=== RECORDS PROVIDED ===

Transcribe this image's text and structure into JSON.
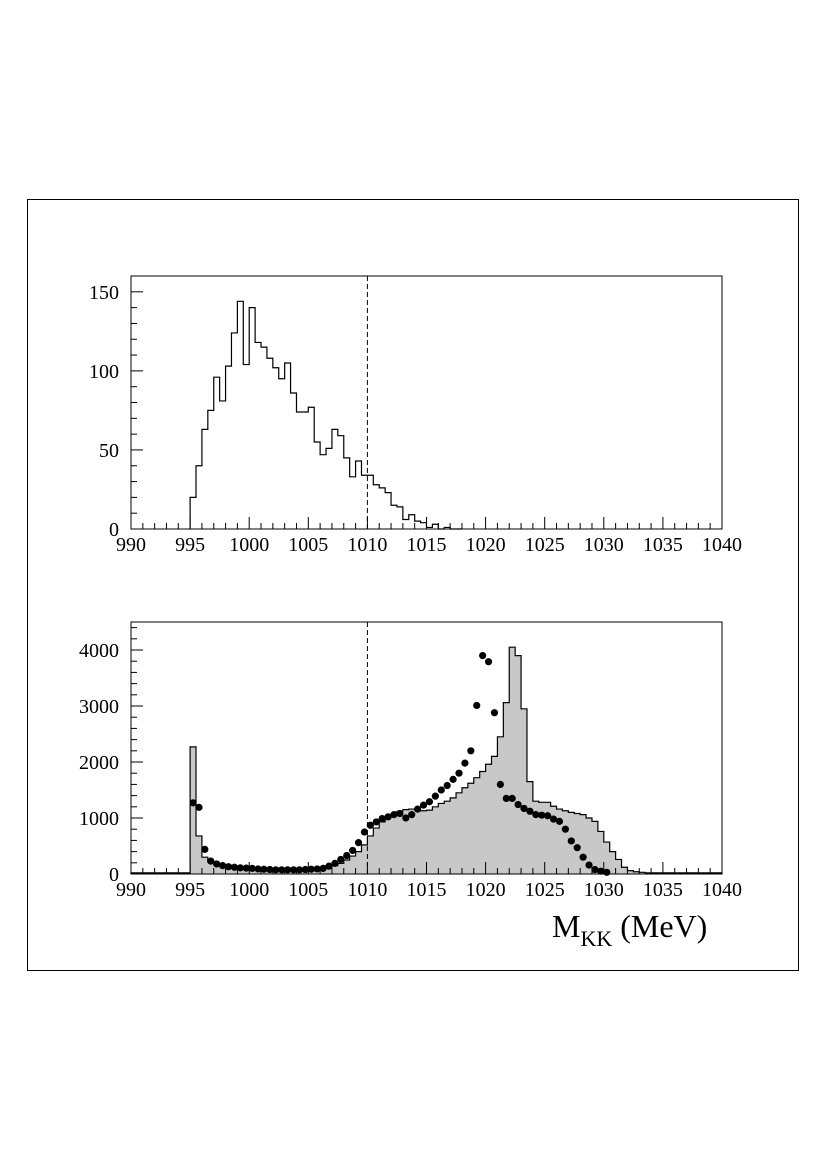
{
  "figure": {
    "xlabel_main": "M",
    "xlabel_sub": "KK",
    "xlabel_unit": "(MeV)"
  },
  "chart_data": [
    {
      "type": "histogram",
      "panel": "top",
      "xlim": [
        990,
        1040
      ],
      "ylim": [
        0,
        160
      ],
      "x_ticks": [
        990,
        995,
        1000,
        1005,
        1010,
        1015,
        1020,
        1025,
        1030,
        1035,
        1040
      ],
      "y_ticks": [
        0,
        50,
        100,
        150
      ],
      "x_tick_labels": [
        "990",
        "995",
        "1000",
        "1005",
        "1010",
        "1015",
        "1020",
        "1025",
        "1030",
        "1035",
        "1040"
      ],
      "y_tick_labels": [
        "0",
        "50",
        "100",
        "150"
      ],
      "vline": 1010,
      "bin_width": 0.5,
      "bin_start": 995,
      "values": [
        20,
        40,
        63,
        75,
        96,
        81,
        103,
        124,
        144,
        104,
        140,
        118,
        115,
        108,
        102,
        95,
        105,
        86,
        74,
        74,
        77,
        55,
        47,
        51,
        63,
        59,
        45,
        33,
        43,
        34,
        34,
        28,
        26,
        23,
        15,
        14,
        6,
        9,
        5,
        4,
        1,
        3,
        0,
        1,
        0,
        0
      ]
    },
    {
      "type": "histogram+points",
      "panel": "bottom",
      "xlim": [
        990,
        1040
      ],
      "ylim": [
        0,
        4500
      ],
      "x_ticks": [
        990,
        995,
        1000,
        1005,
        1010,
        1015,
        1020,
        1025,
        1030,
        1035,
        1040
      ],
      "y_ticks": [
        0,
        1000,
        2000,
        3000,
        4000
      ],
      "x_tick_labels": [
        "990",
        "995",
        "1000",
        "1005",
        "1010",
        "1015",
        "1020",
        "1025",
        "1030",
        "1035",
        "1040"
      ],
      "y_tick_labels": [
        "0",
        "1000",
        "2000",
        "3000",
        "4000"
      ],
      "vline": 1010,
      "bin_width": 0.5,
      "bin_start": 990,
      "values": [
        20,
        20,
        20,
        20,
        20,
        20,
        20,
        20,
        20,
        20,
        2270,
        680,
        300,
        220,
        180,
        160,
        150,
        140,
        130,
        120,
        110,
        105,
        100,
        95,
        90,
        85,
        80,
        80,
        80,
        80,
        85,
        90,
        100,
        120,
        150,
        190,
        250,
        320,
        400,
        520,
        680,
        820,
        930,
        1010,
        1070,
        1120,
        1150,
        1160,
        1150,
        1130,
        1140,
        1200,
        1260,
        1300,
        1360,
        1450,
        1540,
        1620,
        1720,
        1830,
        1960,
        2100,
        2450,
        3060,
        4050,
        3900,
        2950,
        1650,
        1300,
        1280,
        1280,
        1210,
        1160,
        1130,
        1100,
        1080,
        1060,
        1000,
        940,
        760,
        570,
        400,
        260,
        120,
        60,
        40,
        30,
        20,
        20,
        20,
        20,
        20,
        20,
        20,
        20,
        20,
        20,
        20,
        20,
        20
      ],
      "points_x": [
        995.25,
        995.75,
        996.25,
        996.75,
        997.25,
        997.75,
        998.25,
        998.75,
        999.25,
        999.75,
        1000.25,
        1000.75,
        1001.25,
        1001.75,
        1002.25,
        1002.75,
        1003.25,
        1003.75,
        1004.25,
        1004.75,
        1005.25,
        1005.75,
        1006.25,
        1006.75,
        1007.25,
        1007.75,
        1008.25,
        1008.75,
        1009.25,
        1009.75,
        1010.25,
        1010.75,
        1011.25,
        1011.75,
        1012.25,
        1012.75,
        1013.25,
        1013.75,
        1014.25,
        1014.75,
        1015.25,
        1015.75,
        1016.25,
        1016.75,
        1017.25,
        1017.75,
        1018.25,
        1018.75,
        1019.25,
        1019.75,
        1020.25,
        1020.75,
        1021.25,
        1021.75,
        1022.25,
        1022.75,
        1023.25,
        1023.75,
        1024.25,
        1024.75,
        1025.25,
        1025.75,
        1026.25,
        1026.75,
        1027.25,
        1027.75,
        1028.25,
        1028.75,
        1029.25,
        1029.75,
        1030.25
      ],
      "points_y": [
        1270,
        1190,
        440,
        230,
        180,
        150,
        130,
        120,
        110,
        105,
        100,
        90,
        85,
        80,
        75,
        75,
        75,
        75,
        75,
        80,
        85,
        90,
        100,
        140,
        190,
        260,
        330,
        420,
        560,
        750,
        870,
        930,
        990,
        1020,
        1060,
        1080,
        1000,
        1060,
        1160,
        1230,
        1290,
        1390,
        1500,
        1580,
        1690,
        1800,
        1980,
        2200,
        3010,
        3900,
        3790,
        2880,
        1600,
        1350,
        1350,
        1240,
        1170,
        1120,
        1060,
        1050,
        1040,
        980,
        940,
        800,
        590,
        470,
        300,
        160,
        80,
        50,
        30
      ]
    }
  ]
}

===

▸ **TASK INSTRUCTIONS**: Copy all the data exactly as written, but skip any picture.

▸ **RESULT OF THE EXERCISE**:
Transcribe this image's text and structure into JSON.
{
  "figure": {
    "xlabel_main": "M",
    "xlabel_sub": "KK",
    "xlabel_unit": "(MeV)"
  },
  "chart_data": [
    {
      "type": "histogram",
      "panel": "top",
      "xlim": [
        990,
        1040
      ],
      "ylim": [
        0,
        160
      ],
      "x_ticks": [
        990,
        995,
        1000,
        1005,
        1010,
        1015,
        1020,
        1025,
        1030,
        1035,
        1040
      ],
      "y_ticks": [
        0,
        50,
        100,
        150
      ],
      "x_tick_labels": [
        "990",
        "995",
        "1000",
        "1005",
        "1010",
        "1015",
        "1020",
        "1025",
        "1030",
        "1035",
        "1040"
      ],
      "y_tick_labels": [
        "0",
        "50",
        "100",
        "150"
      ],
      "vline": 1010,
      "bin_width": 0.5,
      "bin_start": 995,
      "values": [
        20,
        40,
        63,
        75,
        96,
        81,
        103,
        124,
        144,
        104,
        140,
        118,
        115,
        108,
        102,
        95,
        105,
        86,
        74,
        74,
        77,
        55,
        47,
        51,
        63,
        59,
        45,
        33,
        43,
        34,
        34,
        28,
        26,
        23,
        15,
        14,
        6,
        9,
        5,
        4,
        1,
        3,
        0,
        1,
        0,
        0
      ]
    },
    {
      "type": "histogram+points",
      "panel": "bottom",
      "xlim": [
        990,
        1040
      ],
      "ylim": [
        0,
        4500
      ],
      "x_ticks": [
        990,
        995,
        1000,
        1005,
        1010,
        1015,
        1020,
        1025,
        1030,
        1035,
        1040
      ],
      "y_ticks": [
        0,
        1000,
        2000,
        3000,
        4000
      ],
      "x_tick_labels": [
        "990",
        "995",
        "1000",
        "1005",
        "1010",
        "1015",
        "1020",
        "1025",
        "1030",
        "1035",
        "1040"
      ],
      "y_tick_labels": [
        "0",
        "1000",
        "2000",
        "3000",
        "4000"
      ],
      "vline": 1010,
      "bin_width": 0.5,
      "bin_start": 990,
      "values": [
        20,
        20,
        20,
        20,
        20,
        20,
        20,
        20,
        20,
        20,
        2270,
        680,
        300,
        220,
        180,
        160,
        150,
        140,
        130,
        120,
        110,
        105,
        100,
        95,
        90,
        85,
        80,
        80,
        80,
        80,
        85,
        90,
        100,
        120,
        150,
        190,
        250,
        320,
        400,
        520,
        680,
        820,
        930,
        1010,
        1070,
        1120,
        1150,
        1160,
        1150,
        1130,
        1140,
        1200,
        1260,
        1300,
        1360,
        1450,
        1540,
        1620,
        1720,
        1830,
        1960,
        2100,
        2450,
        3060,
        4050,
        3900,
        2950,
        1650,
        1300,
        1280,
        1280,
        1210,
        1160,
        1130,
        1100,
        1080,
        1060,
        1000,
        940,
        760,
        570,
        400,
        260,
        120,
        60,
        40,
        30,
        20,
        20,
        20,
        20,
        20,
        20,
        20,
        20,
        20,
        20,
        20,
        20,
        20
      ],
      "points_x": [
        995.25,
        995.75,
        996.25,
        996.75,
        997.25,
        997.75,
        998.25,
        998.75,
        999.25,
        999.75,
        1000.25,
        1000.75,
        1001.25,
        1001.75,
        1002.25,
        1002.75,
        1003.25,
        1003.75,
        1004.25,
        1004.75,
        1005.25,
        1005.75,
        1006.25,
        1006.75,
        1007.25,
        1007.75,
        1008.25,
        1008.75,
        1009.25,
        1009.75,
        1010.25,
        1010.75,
        1011.25,
        1011.75,
        1012.25,
        1012.75,
        1013.25,
        1013.75,
        1014.25,
        1014.75,
        1015.25,
        1015.75,
        1016.25,
        1016.75,
        1017.25,
        1017.75,
        1018.25,
        1018.75,
        1019.25,
        1019.75,
        1020.25,
        1020.75,
        1021.25,
        1021.75,
        1022.25,
        1022.75,
        1023.25,
        1023.75,
        1024.25,
        1024.75,
        1025.25,
        1025.75,
        1026.25,
        1026.75,
        1027.25,
        1027.75,
        1028.25,
        1028.75,
        1029.25,
        1029.75,
        1030.25
      ],
      "points_y": [
        1270,
        1190,
        440,
        230,
        180,
        150,
        130,
        120,
        110,
        105,
        100,
        90,
        85,
        80,
        75,
        75,
        75,
        75,
        75,
        80,
        85,
        90,
        100,
        140,
        190,
        260,
        330,
        420,
        560,
        750,
        870,
        930,
        990,
        1020,
        1060,
        1080,
        1000,
        1060,
        1160,
        1230,
        1290,
        1390,
        1500,
        1580,
        1690,
        1800,
        1980,
        2200,
        3010,
        3900,
        3790,
        2880,
        1600,
        1350,
        1350,
        1240,
        1170,
        1120,
        1060,
        1050,
        1040,
        980,
        940,
        800,
        590,
        470,
        300,
        160,
        80,
        50,
        30
      ]
    }
  ]
}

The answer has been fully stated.